▶ Task goal
When a line in the data below includes "kann", pick it out and copy it.
#### Records provided ####
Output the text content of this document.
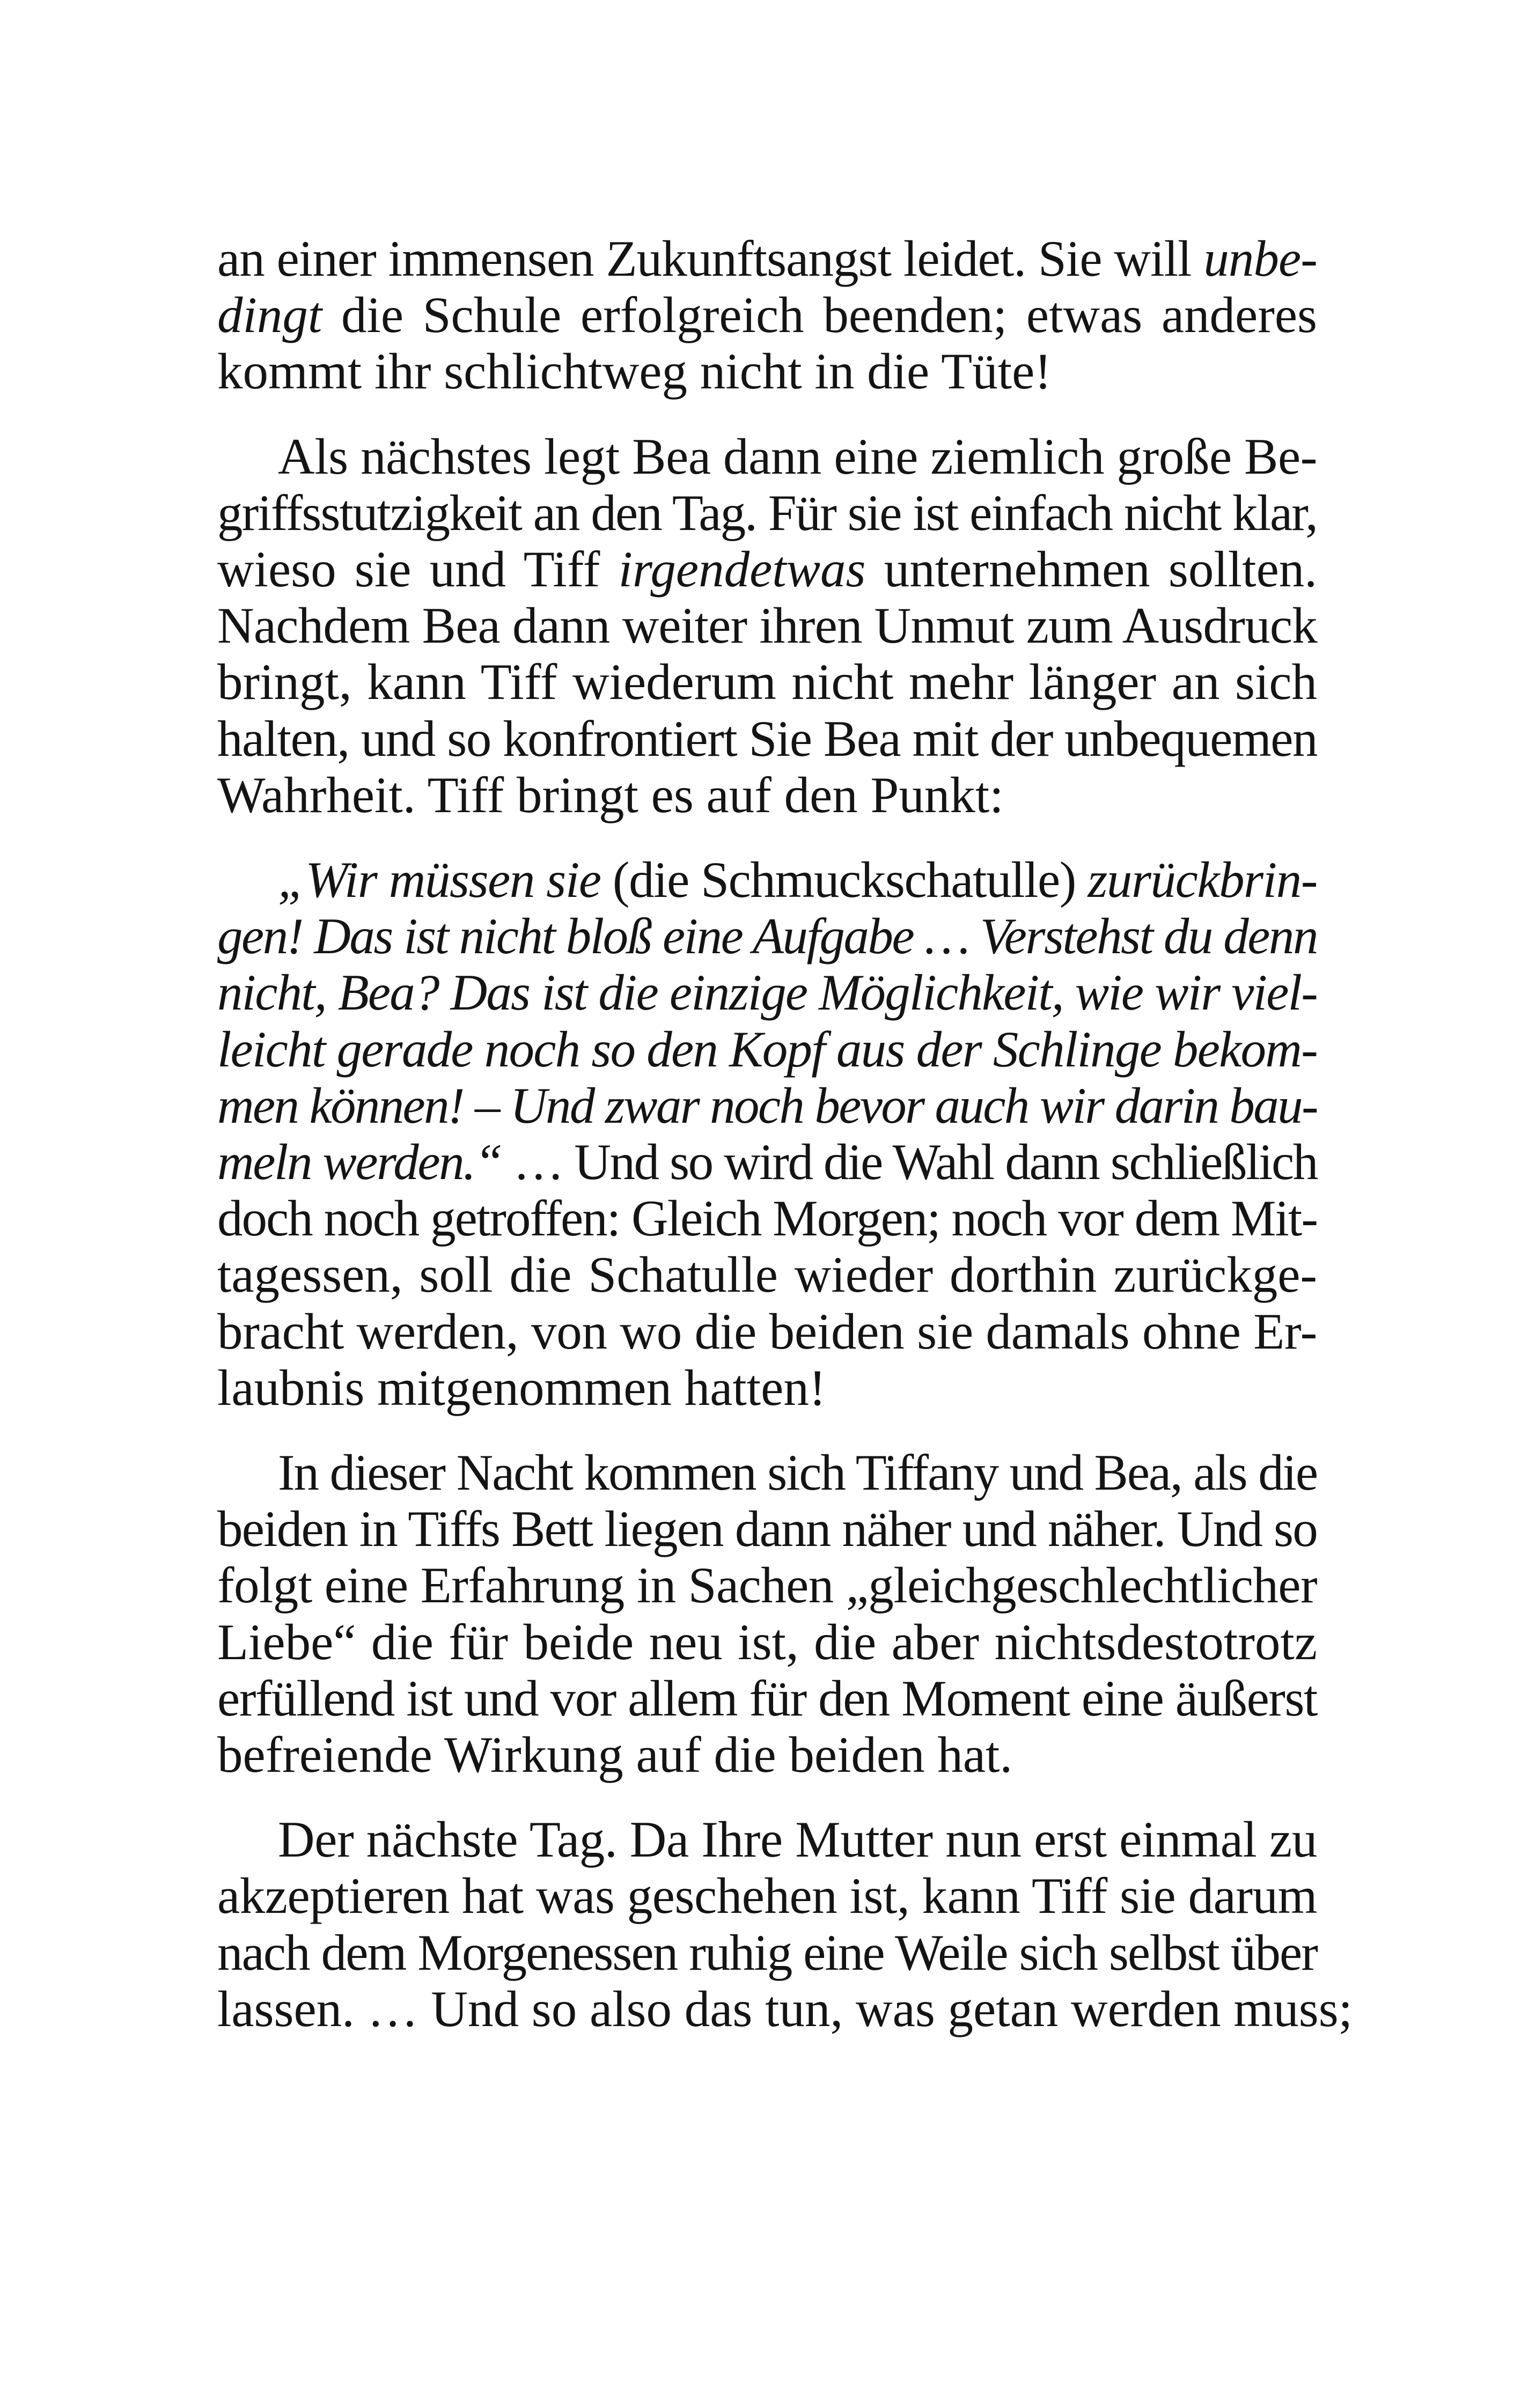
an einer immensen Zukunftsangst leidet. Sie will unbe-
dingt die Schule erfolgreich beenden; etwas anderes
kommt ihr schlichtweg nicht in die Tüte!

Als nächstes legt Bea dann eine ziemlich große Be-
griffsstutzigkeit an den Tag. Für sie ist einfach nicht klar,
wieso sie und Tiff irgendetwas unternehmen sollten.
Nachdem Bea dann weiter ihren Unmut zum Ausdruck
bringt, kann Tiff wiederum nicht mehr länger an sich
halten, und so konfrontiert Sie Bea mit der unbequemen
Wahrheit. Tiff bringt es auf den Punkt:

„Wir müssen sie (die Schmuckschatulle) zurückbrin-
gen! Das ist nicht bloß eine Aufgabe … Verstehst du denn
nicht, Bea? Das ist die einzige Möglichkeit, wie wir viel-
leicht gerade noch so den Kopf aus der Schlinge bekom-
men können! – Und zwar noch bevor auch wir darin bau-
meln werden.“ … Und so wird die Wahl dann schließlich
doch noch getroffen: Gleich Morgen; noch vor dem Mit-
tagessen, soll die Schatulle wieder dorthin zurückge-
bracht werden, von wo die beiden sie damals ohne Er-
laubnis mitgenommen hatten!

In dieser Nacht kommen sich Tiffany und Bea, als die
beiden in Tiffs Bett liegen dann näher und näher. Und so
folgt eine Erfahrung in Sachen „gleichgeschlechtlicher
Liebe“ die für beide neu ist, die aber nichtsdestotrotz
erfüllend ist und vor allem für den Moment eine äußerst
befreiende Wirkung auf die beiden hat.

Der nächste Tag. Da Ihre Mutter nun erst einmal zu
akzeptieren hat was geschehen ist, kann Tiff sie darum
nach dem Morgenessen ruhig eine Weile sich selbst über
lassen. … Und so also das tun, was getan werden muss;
####
▶ Reply
bringt, kann Tiff wiederum nicht mehr länger an sich
akzeptieren hat was geschehen ist, kann Tiff sie darum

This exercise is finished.